━━━━━ RECORDED INFORMATION ━━━━━
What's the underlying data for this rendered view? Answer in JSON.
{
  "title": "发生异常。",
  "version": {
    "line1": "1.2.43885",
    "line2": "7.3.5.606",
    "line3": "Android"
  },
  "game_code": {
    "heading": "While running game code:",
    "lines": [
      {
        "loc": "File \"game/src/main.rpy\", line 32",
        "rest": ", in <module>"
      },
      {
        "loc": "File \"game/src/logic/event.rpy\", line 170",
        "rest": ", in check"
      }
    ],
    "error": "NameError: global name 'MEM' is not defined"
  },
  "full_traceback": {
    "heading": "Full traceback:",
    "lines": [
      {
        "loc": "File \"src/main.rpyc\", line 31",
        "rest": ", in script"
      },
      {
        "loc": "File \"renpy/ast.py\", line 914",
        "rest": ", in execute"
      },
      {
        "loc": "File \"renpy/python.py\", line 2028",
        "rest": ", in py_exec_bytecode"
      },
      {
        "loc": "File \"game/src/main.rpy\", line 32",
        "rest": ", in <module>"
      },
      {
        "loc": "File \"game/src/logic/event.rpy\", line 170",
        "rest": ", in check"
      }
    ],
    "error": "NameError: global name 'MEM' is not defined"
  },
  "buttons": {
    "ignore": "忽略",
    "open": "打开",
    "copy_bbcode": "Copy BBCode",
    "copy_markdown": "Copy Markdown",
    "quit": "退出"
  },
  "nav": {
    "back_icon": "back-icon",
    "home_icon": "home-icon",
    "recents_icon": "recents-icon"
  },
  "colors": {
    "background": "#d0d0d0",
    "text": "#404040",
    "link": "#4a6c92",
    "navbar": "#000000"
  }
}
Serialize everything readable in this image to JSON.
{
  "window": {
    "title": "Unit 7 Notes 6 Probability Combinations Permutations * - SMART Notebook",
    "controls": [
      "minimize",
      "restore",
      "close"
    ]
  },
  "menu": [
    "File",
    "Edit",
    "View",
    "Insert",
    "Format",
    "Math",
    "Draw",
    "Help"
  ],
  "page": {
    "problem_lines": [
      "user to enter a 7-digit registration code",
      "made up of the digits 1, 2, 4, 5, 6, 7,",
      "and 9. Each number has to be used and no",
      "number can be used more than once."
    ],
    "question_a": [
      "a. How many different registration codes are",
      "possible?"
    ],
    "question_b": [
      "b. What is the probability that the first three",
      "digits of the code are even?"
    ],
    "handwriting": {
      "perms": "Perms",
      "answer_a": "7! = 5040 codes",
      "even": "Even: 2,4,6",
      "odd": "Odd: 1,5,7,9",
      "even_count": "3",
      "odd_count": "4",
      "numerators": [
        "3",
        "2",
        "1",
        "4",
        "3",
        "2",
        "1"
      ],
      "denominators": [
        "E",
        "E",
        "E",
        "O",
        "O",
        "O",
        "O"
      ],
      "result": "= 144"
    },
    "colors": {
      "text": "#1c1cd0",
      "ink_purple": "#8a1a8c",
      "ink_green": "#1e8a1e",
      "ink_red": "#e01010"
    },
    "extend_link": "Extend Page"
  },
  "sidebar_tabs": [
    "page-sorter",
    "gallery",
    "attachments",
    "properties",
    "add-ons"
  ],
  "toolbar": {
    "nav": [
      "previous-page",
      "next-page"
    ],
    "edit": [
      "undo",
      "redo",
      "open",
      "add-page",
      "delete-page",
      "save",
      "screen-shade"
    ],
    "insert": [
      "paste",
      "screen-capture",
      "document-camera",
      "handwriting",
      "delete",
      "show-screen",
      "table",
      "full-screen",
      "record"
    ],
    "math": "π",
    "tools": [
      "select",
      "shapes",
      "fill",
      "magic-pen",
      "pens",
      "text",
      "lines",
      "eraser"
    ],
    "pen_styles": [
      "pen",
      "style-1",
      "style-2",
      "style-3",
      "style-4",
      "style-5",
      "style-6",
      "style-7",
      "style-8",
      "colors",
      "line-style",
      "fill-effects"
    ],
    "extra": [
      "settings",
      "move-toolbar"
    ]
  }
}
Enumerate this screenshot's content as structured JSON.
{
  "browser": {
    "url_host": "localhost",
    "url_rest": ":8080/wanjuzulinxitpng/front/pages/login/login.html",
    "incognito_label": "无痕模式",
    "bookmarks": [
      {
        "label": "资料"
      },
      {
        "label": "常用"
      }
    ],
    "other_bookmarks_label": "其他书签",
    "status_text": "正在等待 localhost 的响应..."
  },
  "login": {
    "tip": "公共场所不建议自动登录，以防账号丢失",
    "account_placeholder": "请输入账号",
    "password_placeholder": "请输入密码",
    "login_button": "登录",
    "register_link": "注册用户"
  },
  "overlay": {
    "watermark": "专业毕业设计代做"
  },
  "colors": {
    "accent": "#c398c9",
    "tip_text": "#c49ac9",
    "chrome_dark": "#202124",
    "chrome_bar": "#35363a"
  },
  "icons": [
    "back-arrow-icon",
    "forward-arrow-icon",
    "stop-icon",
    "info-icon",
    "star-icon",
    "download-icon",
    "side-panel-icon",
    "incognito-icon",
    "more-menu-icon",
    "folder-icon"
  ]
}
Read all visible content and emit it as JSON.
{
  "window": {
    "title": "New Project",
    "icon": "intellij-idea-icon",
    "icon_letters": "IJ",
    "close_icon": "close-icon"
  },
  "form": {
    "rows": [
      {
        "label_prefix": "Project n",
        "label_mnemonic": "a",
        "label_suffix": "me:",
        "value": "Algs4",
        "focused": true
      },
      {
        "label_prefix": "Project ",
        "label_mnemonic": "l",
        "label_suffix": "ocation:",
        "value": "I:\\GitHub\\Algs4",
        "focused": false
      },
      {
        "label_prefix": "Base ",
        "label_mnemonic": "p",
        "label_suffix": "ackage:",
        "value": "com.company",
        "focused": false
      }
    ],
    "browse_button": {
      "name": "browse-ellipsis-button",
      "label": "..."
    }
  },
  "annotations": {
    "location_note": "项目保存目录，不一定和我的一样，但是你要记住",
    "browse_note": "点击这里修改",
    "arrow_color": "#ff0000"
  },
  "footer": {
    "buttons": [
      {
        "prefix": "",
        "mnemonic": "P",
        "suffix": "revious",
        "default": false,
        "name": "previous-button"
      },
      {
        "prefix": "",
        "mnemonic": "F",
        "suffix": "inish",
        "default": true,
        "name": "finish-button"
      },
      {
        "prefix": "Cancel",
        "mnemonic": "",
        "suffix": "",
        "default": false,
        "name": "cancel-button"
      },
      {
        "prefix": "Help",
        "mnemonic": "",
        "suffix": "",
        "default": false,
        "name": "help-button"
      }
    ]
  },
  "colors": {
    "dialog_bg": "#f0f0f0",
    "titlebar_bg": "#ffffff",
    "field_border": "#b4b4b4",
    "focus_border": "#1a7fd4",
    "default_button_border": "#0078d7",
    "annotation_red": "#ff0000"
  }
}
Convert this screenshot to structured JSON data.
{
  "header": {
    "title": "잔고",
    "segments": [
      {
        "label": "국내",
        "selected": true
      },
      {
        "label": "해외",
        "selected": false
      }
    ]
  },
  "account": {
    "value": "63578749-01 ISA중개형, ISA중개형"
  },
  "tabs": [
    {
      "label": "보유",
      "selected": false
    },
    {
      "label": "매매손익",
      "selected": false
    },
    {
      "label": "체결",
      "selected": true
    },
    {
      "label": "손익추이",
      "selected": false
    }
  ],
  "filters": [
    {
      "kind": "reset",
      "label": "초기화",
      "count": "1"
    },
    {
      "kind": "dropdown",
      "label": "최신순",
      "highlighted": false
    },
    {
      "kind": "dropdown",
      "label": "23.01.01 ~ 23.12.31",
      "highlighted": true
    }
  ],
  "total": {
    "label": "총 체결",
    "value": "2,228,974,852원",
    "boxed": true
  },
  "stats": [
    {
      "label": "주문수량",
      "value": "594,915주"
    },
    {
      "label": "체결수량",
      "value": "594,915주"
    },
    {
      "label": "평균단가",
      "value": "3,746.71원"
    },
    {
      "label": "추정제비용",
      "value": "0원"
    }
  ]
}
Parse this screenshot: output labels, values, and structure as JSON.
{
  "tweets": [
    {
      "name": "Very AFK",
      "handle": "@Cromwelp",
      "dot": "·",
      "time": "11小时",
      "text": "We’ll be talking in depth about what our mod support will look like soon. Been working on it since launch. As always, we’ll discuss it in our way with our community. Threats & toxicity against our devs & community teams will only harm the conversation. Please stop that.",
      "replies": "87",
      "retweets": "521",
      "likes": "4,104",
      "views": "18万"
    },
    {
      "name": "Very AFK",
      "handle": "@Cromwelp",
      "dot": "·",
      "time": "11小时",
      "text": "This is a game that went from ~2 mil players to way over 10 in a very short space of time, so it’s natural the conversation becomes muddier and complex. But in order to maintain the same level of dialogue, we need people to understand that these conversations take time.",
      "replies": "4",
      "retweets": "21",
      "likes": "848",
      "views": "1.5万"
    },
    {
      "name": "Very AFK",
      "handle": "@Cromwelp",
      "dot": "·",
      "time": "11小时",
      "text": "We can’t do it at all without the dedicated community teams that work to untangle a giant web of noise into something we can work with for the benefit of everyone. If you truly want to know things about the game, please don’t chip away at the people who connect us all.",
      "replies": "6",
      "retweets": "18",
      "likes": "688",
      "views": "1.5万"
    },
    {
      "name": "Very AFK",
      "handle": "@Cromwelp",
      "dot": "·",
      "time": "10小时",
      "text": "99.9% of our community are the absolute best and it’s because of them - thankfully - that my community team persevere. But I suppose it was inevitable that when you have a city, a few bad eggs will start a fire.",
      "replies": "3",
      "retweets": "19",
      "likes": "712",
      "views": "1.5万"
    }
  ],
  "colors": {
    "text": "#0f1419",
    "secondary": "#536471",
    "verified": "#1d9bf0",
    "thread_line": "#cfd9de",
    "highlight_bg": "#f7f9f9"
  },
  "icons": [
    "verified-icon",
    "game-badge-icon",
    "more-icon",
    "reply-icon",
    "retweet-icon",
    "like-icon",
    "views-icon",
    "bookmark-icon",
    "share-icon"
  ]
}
━━━━━
REQUIRED TASK – Choose all lines containing the string "likes" and copy them out.

EXPECTED ANSWER –
      "likes": "4,104",
      "likes": "848",
      "likes": "688",
      "likes": "712",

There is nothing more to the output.